* _DESCRIPTION OF THE TASK_: Go through the data and copy each line that holds "icon".

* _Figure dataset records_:
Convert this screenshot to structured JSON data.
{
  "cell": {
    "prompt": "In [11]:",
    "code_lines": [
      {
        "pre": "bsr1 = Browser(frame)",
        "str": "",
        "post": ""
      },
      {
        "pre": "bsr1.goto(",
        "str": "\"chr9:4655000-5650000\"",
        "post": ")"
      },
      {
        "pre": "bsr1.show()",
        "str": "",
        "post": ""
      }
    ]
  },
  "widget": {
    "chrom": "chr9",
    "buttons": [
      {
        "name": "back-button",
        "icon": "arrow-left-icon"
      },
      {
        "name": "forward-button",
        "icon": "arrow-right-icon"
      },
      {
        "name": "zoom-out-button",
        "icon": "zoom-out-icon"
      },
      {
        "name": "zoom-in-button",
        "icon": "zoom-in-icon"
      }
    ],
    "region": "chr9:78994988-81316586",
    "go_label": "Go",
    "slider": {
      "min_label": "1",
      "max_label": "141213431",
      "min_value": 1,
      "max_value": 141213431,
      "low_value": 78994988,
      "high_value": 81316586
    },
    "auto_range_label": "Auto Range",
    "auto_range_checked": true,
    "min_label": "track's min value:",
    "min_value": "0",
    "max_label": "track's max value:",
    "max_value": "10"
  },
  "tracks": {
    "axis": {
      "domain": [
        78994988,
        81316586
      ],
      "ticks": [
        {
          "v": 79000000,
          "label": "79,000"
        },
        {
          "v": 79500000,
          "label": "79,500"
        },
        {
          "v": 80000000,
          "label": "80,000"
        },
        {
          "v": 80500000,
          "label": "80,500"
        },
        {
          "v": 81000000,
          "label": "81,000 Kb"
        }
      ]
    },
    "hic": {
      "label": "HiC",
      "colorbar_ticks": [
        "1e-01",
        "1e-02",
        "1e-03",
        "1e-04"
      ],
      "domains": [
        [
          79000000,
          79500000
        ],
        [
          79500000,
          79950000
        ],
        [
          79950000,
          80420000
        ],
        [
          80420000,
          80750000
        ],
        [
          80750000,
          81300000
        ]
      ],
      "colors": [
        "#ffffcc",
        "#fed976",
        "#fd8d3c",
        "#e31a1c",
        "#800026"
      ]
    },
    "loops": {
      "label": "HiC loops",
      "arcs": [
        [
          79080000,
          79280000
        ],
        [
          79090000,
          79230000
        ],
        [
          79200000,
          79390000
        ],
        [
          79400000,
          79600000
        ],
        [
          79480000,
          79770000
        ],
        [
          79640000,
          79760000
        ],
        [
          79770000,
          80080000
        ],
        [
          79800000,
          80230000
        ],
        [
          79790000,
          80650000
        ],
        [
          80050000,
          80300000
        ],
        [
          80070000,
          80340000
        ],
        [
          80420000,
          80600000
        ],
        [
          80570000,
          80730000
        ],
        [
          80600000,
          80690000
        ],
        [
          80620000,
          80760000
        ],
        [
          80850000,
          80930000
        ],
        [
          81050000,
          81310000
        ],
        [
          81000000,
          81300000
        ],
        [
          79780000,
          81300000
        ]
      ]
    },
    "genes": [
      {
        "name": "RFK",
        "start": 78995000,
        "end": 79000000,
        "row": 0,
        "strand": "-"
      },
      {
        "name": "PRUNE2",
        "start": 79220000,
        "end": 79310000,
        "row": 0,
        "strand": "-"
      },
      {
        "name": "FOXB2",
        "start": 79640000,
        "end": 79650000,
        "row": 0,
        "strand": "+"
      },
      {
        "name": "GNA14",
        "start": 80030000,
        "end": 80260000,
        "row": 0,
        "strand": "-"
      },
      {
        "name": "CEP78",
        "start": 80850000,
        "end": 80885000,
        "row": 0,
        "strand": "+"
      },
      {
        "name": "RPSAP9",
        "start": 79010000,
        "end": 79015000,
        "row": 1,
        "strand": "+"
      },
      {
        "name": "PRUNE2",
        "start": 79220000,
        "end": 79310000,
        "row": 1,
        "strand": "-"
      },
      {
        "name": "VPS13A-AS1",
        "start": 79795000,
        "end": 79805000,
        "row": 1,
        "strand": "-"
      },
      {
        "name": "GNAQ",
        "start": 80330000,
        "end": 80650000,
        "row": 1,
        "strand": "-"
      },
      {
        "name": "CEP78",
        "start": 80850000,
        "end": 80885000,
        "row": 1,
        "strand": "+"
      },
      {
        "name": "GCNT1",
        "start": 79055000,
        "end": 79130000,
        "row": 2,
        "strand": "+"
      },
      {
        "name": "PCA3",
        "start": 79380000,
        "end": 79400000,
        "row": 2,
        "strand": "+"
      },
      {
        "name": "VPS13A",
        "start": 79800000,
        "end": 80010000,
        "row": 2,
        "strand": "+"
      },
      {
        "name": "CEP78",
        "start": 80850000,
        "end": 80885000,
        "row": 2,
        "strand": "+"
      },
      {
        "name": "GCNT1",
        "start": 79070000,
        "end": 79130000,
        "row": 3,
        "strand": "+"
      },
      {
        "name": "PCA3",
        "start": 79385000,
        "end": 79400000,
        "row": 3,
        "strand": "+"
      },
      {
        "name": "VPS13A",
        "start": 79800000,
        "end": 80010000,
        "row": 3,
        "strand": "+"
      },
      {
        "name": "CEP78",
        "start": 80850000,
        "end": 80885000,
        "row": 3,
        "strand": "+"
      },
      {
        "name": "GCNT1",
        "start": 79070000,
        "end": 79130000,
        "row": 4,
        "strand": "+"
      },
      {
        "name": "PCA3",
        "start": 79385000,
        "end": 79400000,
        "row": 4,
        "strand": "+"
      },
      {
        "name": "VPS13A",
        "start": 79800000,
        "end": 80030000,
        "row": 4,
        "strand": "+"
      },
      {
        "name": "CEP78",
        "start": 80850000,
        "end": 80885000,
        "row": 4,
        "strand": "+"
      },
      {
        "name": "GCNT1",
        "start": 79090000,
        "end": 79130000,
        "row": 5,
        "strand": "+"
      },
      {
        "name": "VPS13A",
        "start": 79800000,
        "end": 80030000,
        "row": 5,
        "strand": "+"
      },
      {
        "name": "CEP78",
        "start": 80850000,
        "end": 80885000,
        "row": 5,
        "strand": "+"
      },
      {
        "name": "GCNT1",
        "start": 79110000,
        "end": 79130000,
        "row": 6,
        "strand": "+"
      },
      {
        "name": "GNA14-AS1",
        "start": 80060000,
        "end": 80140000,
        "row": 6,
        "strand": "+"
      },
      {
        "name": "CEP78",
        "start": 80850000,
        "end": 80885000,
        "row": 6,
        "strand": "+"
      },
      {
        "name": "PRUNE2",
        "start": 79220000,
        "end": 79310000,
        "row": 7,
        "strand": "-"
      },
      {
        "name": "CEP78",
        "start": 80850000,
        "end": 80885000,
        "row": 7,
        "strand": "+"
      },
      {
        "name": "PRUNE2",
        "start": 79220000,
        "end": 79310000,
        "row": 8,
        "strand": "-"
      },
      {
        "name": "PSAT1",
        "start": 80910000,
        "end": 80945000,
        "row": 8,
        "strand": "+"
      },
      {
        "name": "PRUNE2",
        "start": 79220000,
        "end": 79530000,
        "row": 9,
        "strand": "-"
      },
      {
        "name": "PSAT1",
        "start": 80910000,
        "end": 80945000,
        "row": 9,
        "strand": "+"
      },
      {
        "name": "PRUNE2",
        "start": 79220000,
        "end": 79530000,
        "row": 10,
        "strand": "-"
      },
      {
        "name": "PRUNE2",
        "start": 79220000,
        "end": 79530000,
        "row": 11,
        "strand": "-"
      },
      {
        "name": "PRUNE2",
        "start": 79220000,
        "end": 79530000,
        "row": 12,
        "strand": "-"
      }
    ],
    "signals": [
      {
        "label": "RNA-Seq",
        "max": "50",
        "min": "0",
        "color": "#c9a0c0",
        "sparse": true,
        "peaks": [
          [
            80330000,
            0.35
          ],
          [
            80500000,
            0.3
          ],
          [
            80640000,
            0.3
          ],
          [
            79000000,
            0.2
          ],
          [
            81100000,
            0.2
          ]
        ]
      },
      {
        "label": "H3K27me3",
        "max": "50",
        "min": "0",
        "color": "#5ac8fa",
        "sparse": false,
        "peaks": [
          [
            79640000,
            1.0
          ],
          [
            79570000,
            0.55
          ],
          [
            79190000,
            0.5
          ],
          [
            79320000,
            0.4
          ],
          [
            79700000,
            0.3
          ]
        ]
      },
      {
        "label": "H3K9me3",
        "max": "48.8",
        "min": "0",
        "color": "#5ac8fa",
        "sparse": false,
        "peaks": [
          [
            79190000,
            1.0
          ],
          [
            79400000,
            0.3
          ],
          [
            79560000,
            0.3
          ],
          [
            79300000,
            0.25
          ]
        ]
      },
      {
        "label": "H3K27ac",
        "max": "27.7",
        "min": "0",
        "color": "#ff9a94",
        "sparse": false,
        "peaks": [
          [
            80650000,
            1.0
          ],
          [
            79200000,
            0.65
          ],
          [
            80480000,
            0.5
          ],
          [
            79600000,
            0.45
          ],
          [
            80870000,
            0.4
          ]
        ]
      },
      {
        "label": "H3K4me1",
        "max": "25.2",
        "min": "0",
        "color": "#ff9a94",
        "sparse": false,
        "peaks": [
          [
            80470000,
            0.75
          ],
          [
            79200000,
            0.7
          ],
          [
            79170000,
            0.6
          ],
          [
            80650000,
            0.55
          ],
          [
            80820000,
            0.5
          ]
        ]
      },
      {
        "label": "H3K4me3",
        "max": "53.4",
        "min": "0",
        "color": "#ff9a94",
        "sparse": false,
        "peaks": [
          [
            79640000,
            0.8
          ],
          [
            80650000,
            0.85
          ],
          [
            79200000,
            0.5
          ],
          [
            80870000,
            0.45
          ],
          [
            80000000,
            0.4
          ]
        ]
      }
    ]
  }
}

* _THE COMPLETED TASK_:
        "icon": "arrow-left-icon"
        "icon": "arrow-right-icon"
        "icon": "zoom-out-icon"
        "icon": "zoom-in-icon"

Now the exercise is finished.